▸ GIVEN REQUEST
Can you transcribe every record below exactly as it appears?
○ ○ ○
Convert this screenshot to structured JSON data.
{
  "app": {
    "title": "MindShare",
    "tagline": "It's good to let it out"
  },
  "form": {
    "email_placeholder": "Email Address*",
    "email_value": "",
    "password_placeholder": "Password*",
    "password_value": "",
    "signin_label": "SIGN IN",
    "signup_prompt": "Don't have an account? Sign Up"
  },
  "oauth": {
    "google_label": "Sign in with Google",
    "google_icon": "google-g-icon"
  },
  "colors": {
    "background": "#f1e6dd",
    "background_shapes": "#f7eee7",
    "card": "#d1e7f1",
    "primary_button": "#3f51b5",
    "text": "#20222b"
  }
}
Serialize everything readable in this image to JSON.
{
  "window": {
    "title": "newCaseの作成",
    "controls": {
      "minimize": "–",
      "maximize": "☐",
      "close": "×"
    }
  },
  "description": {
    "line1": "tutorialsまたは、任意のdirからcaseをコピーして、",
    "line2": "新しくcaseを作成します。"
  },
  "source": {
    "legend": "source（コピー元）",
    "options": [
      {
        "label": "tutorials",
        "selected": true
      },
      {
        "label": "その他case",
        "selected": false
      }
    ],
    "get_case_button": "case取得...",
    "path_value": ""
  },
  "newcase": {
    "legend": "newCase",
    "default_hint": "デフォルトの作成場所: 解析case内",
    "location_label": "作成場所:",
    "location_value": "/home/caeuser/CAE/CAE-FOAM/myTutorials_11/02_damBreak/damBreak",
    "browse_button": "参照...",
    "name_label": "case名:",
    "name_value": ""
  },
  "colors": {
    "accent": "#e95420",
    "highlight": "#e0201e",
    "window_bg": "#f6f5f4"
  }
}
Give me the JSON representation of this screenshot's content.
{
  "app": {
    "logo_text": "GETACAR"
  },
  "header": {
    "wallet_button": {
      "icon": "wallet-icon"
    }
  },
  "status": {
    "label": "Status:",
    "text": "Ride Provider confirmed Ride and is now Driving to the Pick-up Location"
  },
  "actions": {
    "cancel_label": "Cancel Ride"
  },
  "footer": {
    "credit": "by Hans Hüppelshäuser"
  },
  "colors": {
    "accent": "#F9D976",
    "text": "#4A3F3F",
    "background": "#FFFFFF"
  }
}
○ ○ ○
▸ RESPONSE TO THIS TASK
Convert this screenshot to structured JSON data.
{
  "app": {
    "title": "MindShare",
    "tagline": "It's good to let it out"
  },
  "form": {
    "email_placeholder": "Email Address*",
    "email_value": "",
    "password_placeholder": "Password*",
    "password_value": "",
    "signin_label": "SIGN IN",
    "signup_prompt": "Don't have an account? Sign Up"
  },
  "oauth": {
    "google_label": "Sign in with Google",
    "google_icon": "google-g-icon"
  },
  "colors": {
    "background": "#f1e6dd",
    "background_shapes": "#f7eee7",
    "card": "#d1e7f1",
    "primary_button": "#3f51b5",
    "text": "#20222b"
  }
}
Serialize everything readable in this image to JSON.
{
  "window": {
    "title": "newCaseの作成",
    "controls": {
      "minimize": "–",
      "maximize": "☐",
      "close": "×"
    }
  },
  "description": {
    "line1": "tutorialsまたは、任意のdirからcaseをコピーして、",
    "line2": "新しくcaseを作成します。"
  },
  "source": {
    "legend": "source（コピー元）",
    "options": [
      {
        "label": "tutorials",
        "selected": true
      },
      {
        "label": "その他case",
        "selected": false
      }
    ],
    "get_case_button": "case取得...",
    "path_value": ""
  },
  "newcase": {
    "legend": "newCase",
    "default_hint": "デフォルトの作成場所: 解析case内",
    "location_label": "作成場所:",
    "location_value": "/home/caeuser/CAE/CAE-FOAM/myTutorials_11/02_damBreak/damBreak",
    "browse_button": "参照...",
    "name_label": "case名:",
    "name_value": ""
  },
  "colors": {
    "accent": "#e95420",
    "highlight": "#e0201e",
    "window_bg": "#f6f5f4"
  }
}
Give me the JSON representation of this screenshot's content.
{
  "app": {
    "logo_text": "GETACAR"
  },
  "header": {
    "wallet_button": {
      "icon": "wallet-icon"
    }
  },
  "status": {
    "label": "Status:",
    "text": "Ride Provider confirmed Ride and is now Driving to the Pick-up Location"
  },
  "actions": {
    "cancel_label": "Cancel Ride"
  },
  "footer": {
    "credit": "by Hans Hüppelshäuser"
  },
  "colors": {
    "accent": "#F9D976",
    "text": "#4A3F3F",
    "background": "#FFFFFF"
  }
}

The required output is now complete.